## What you will do
- 1) Could you transcribe, word for word, the part of the comment thread on first-class exceptions that opens with the words containing "For example, if" and closes with "the other alternative..."?
- 2) In the comment thread on first-class exceptions, what are the answers to these questions?
(a) Which language's exception system does the first comment give as one where exceptions are first-class?
(b) According to the comment beginning "not apparent to you", why does lacking first-class exceptions simplify analysis or proofs?
(c) In the final comment, what two kinds of languages with passable exceptions are described?

## Text under study
- Opening Delimiter -
  • 0
    @Oktokolo not quite, there's one more assumption needed for what you just wrote - that exceptions are first-class (are values that you can do whatever with). ML's exception system does that for example, but it's not necessary.
  • 0
    @RememberMe
    I would never have expected a language to have catchable exceptions and at the same time not letting you pass them around.
    Do such languages exist?
  • 0
    @Oktokolo no, languages usually have first class exceptions. It's a conscious design choice however and you can certainly make something where such a thing doesn't exist.

    For example, if your throw or raise construct takes some special thing and not any old object of an "exception" type that is defined just like the other types in your language.
  • 0
    @RememberMe
    Yes, not shooting yourself in the foot for no apparant reason may be a design "choice". But i guess, i will just continue ignoring the other alternative...
  • 0
    @Oktokolo not apparent to you doesn't mean it's useless. It's there in many theoretical languages for example whether intentionally or not and it simplifies analysis or proofs because operationally there are fewer things the can happen. A first class exceptions system is something a language designer has to put effort into building, that might not be needed/wanted.

    Also I mainly mentioned it for completeness.
  • 0
    @RememberMe
    I get that an exception system isn't free. But there really is no point in having a crippled one.
    There are plenty of languages which have none and plenty of languages which have the one with passable exceptions (some where they are their own class of type, some where you can throw anytghing as an exception).
- Closing Delimiter -
## Provided information
- Opening Delimiter -
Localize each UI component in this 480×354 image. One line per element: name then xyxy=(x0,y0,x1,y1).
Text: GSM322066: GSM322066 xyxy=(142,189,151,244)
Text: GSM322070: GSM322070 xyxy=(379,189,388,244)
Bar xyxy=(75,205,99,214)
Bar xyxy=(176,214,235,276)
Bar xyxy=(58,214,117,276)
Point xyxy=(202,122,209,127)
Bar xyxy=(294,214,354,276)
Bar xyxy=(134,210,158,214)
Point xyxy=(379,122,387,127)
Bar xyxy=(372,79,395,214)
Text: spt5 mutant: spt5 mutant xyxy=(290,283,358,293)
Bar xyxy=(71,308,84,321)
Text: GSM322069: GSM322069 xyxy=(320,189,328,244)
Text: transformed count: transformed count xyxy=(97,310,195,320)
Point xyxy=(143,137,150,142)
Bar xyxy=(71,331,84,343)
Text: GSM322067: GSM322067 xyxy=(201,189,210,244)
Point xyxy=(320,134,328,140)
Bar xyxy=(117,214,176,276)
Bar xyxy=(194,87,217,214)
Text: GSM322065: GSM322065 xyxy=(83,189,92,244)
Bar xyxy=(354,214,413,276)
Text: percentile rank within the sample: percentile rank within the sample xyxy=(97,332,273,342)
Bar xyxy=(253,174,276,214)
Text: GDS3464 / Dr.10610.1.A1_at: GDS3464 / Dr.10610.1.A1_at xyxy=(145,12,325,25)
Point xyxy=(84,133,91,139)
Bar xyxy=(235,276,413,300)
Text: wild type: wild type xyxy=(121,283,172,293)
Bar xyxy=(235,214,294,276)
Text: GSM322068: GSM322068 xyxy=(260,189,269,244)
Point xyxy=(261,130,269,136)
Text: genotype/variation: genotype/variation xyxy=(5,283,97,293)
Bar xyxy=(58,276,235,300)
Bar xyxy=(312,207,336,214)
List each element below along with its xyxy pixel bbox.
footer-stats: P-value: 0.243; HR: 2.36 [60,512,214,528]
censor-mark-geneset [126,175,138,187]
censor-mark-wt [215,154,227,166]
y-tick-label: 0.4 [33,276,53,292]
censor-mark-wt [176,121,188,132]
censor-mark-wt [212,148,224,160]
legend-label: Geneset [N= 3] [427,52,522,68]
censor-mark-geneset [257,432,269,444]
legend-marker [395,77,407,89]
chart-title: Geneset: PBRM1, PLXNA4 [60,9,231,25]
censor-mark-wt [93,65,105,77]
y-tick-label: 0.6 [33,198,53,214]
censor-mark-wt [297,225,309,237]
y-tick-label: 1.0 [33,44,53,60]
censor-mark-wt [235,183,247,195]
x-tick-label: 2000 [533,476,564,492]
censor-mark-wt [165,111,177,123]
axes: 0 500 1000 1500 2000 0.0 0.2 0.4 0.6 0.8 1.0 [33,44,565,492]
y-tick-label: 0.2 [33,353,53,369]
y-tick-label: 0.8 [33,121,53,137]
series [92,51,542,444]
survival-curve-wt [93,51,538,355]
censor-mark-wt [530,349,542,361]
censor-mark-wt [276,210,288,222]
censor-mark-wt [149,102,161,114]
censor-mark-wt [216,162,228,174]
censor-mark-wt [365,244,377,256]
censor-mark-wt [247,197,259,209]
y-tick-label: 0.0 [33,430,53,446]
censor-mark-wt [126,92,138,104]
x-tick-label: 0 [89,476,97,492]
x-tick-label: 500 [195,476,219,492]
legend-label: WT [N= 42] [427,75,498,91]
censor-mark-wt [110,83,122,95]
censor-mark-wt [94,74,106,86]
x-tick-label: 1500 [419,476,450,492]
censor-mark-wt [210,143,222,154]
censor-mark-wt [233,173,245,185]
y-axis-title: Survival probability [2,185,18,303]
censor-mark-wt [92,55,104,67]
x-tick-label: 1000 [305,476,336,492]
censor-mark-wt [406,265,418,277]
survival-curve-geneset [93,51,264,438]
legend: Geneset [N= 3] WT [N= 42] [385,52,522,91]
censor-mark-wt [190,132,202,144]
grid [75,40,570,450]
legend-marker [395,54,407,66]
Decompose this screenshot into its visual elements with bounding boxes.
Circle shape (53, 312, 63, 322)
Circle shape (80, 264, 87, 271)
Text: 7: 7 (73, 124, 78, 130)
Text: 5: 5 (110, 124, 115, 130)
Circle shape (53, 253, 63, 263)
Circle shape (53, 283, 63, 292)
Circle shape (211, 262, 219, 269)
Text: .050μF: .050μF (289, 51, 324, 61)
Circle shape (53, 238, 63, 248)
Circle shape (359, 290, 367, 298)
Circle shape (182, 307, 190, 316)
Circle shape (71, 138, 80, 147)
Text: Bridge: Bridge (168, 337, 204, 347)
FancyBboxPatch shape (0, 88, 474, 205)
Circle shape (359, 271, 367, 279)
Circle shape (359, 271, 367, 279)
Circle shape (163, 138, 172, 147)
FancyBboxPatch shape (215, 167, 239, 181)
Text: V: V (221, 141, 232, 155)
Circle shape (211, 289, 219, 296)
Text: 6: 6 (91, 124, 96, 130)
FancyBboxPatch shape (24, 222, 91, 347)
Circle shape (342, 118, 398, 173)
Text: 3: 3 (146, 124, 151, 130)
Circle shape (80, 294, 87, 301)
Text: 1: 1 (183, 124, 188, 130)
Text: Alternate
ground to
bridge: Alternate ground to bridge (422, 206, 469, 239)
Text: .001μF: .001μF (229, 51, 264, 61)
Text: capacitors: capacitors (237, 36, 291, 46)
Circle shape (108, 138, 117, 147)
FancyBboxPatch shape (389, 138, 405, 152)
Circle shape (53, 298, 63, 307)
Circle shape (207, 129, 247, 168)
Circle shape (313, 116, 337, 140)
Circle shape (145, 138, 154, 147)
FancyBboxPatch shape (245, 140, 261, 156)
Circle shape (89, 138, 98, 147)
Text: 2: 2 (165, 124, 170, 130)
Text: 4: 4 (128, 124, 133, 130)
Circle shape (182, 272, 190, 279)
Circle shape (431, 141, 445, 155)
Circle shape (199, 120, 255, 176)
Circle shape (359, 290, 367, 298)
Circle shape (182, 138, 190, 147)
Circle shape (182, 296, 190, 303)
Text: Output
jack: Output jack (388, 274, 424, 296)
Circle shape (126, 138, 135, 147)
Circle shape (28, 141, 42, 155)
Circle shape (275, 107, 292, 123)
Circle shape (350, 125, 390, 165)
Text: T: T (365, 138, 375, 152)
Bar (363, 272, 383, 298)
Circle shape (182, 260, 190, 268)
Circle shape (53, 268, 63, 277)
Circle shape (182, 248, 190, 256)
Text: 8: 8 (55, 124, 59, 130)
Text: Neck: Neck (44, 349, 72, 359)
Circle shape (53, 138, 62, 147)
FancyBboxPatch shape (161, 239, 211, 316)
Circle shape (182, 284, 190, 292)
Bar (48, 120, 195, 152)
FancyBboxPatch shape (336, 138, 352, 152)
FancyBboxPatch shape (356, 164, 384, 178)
- Closing Delimiter -
## Responses
- 1)
For example, if your throw or raise construct takes some special thing and not any old object of an "exception" type that is defined just like the other types in your language.
  • 0
    @RememberMe
    Yes, not shooting yourself in the foot for no apparant reason may be a design "choice". But i guess, i will just continue ignoring the other alternative...

- 2)
(a) ML.
(b) Because operationally there are fewer things that can happen.
(c) Languages where exceptions are their own class of type, and languages where you can throw anything as an exception.